» Directions
Write out the material exactly. Do not include the pictures.

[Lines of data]
###

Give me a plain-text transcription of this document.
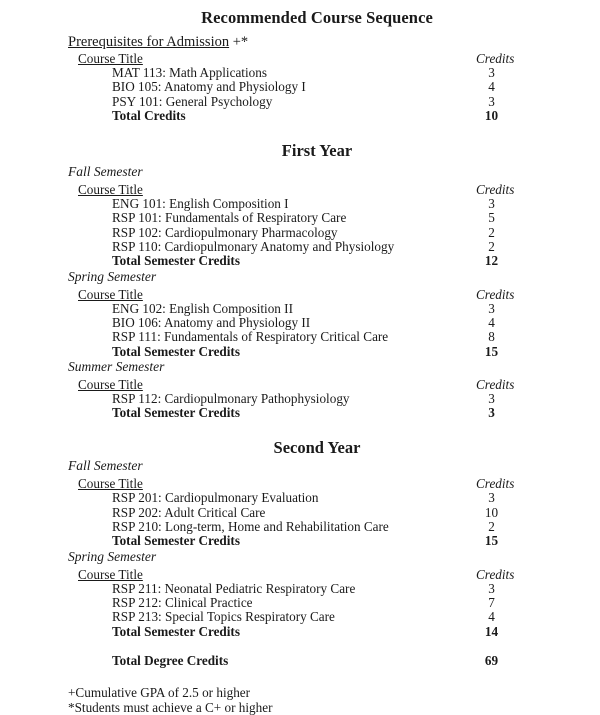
Recommended Course Sequence
Prerequisites for Admission +*
Course Title	Credits
MAT 113: Math Applications	3
BIO 105: Anatomy and Physiology I	4
PSY 101: General Psychology	3
Total Credits	10
First Year
Fall Semester

Course Title	Credits
ENG 101: English Composition I	3
RSP 101: Fundamentals of Respiratory Care	5
RSP 102: Cardiopulmonary Pharmacology	2
RSP 110: Cardiopulmonary Anatomy and Physiology	2
Total Semester Credits	12
Spring Semester

Course Title	Credits
ENG 102: English Composition II	3
BIO 106: Anatomy and Physiology II	4
RSP 111: Fundamentals of Respiratory Critical Care	8
Total Semester Credits	15
Summer Semester

Course Title	Credits
RSP 112: Cardiopulmonary Pathophysiology	3
Total Semester Credits	3
Second Year
Fall Semester

Course Title	Credits
RSP 201: Cardiopulmonary Evaluation	3
RSP 202: Adult Critical Care	10
RSP 210: Long-term, Home and Rehabilitation Care	2
Total Semester Credits	15
Spring Semester

Course Title	Credits
RSP 211: Neonatal Pediatric Respiratory Care	3
RSP 212: Clinical Practice	7
RSP 213: Special Topics Respiratory Care	4
Total Semester Credits	14
Total Degree Credits	69

+Cumulative GPA of 2.5 or higher

*Students must achieve a C+ or higher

###

» Answer for the task
Give me a plain-text transcription of this document.
Recommended Course Sequence
Prerequisites for Admission +*
Course Title	Credits
MAT 113: Math Applications	3
BIO 105: Anatomy and Physiology I	4
PSY 101: General Psychology	3
Total Credits	10
First Year
Fall Semester

Course Title	Credits
ENG 101: English Composition I	3
RSP 101: Fundamentals of Respiratory Care	5
RSP 102: Cardiopulmonary Pharmacology	2
RSP 110: Cardiopulmonary Anatomy and Physiology	2
Total Semester Credits	12
Spring Semester

Course Title	Credits
ENG 102: English Composition II	3
BIO 106: Anatomy and Physiology II	4
RSP 111: Fundamentals of Respiratory Critical Care	8
Total Semester Credits	15
Summer Semester

Course Title	Credits
RSP 112: Cardiopulmonary Pathophysiology	3
Total Semester Credits	3
Second Year
Fall Semester

Course Title	Credits
RSP 201: Cardiopulmonary Evaluation	3
RSP 202: Adult Critical Care	10
RSP 210: Long-term, Home and Rehabilitation Care	2
Total Semester Credits	15
Spring Semester

Course Title	Credits
RSP 211: Neonatal Pediatric Respiratory Care	3
RSP 212: Clinical Practice	7
RSP 213: Special Topics Respiratory Care	4
Total Semester Credits	14
Total Degree Credits	69

+Cumulative GPA of 2.5 or higher

*Students must achieve a C+ or higher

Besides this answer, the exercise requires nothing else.